• **Instruction**:
What lines of the data include the string "name"? Copy them all.

### Supplied records

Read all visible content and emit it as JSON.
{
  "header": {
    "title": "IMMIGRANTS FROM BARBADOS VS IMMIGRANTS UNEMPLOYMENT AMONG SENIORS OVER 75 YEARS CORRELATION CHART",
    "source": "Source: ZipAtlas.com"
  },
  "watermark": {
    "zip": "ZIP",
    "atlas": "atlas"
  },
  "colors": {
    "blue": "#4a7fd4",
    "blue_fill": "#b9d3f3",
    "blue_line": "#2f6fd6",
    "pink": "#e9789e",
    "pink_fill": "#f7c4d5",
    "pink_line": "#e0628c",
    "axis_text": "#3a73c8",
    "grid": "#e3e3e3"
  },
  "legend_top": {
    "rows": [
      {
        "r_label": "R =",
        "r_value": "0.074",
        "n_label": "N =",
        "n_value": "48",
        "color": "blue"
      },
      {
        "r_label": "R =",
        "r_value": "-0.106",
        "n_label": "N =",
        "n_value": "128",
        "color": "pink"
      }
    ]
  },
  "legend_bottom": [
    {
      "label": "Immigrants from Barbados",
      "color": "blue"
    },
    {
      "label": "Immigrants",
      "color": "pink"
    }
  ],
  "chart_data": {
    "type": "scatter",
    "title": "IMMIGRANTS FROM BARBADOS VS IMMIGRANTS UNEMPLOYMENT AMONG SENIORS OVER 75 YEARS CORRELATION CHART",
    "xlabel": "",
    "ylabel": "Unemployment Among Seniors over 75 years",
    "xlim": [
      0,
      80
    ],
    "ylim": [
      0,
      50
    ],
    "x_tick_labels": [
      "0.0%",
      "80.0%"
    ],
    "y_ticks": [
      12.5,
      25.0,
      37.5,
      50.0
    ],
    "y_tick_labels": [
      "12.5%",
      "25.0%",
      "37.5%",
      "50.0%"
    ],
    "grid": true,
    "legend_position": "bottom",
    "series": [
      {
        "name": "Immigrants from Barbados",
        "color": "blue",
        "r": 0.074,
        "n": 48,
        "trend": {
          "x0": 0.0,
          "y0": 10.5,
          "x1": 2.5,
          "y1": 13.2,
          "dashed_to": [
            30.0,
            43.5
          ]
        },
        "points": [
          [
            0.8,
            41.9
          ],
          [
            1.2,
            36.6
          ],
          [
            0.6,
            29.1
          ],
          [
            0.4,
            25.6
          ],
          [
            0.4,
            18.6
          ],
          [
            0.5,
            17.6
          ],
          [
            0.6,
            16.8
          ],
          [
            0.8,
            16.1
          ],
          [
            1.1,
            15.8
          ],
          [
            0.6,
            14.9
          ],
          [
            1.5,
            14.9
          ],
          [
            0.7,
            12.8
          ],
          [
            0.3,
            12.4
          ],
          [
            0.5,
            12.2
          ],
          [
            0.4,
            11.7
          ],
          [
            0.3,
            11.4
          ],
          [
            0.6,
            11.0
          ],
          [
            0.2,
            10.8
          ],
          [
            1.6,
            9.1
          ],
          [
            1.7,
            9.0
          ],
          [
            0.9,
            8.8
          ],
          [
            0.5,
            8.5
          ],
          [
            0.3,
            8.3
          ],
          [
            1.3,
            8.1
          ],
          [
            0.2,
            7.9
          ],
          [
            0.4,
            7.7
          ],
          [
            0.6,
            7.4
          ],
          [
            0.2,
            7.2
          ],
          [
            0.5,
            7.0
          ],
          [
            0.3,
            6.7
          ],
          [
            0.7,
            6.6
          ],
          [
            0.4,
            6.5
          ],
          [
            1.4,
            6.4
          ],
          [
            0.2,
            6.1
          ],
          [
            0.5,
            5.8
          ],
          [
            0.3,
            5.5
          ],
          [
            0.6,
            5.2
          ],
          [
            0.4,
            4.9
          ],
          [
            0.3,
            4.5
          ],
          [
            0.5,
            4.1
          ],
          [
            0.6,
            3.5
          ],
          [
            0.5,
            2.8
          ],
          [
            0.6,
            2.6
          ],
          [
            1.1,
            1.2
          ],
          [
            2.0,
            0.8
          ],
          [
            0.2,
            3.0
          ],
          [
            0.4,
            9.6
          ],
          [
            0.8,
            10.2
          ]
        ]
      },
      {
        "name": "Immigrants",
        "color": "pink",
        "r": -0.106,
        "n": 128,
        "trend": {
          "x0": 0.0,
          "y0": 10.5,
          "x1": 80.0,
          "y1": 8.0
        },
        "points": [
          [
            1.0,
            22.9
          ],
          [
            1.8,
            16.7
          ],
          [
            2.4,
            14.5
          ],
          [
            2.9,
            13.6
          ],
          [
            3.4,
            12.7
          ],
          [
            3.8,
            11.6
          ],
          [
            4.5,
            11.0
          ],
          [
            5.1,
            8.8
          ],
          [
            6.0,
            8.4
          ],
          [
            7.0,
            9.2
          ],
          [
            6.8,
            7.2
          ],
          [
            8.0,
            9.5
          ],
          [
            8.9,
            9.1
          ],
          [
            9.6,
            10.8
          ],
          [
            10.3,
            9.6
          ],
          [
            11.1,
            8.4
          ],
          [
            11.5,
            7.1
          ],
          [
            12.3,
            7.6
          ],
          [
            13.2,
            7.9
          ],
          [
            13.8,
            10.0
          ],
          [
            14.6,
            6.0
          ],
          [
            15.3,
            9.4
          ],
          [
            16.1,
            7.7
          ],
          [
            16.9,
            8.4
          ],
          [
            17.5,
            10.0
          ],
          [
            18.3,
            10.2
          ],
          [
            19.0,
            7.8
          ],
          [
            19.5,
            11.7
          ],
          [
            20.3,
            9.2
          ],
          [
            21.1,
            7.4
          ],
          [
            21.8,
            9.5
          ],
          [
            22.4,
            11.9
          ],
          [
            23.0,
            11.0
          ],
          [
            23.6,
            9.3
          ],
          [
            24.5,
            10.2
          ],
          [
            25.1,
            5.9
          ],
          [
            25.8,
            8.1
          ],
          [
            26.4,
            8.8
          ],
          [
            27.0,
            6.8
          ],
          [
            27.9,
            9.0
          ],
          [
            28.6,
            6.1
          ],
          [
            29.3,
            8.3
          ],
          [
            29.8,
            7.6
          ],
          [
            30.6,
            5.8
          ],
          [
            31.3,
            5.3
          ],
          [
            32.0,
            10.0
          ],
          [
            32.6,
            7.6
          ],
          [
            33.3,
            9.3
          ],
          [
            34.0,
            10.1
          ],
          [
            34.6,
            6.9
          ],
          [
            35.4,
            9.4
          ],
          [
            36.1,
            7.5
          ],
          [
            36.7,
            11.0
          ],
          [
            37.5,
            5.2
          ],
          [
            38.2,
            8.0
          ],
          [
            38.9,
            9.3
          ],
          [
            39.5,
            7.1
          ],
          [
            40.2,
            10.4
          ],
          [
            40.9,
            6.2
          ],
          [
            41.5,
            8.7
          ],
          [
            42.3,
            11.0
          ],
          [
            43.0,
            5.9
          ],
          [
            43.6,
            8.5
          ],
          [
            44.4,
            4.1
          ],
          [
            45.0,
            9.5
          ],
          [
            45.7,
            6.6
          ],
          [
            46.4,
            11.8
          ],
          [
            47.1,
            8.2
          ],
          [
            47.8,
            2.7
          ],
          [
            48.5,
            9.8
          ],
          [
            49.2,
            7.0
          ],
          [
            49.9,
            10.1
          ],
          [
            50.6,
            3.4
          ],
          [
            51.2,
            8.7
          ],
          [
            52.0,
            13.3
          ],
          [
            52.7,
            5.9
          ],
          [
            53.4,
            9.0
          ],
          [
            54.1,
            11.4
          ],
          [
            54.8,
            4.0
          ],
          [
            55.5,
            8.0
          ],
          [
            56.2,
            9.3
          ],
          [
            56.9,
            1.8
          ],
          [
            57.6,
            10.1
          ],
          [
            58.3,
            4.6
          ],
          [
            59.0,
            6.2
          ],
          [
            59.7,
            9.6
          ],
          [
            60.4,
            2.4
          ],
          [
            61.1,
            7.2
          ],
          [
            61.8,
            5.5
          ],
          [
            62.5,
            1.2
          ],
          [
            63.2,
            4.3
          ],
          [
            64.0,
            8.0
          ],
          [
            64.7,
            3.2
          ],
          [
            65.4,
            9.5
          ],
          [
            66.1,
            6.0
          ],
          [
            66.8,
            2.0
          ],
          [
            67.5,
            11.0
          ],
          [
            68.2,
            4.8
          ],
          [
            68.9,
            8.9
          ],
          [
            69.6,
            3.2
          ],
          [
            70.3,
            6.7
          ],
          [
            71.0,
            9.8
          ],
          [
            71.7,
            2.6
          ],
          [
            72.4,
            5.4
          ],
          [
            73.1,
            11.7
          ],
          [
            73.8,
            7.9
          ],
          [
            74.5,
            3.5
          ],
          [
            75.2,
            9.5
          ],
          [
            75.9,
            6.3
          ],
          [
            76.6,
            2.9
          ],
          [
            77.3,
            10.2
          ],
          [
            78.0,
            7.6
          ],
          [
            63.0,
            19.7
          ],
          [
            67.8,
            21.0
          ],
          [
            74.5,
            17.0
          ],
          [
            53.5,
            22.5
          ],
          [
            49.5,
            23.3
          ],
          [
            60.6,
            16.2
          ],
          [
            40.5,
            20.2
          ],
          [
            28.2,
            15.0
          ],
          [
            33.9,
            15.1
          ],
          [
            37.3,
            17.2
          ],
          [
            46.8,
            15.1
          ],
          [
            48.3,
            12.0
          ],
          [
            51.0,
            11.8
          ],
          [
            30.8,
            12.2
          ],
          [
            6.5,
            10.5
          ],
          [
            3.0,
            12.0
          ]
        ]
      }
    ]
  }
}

######

• **Complete response**:
        "name": "Immigrants from Barbados",
        "name": "Immigrants",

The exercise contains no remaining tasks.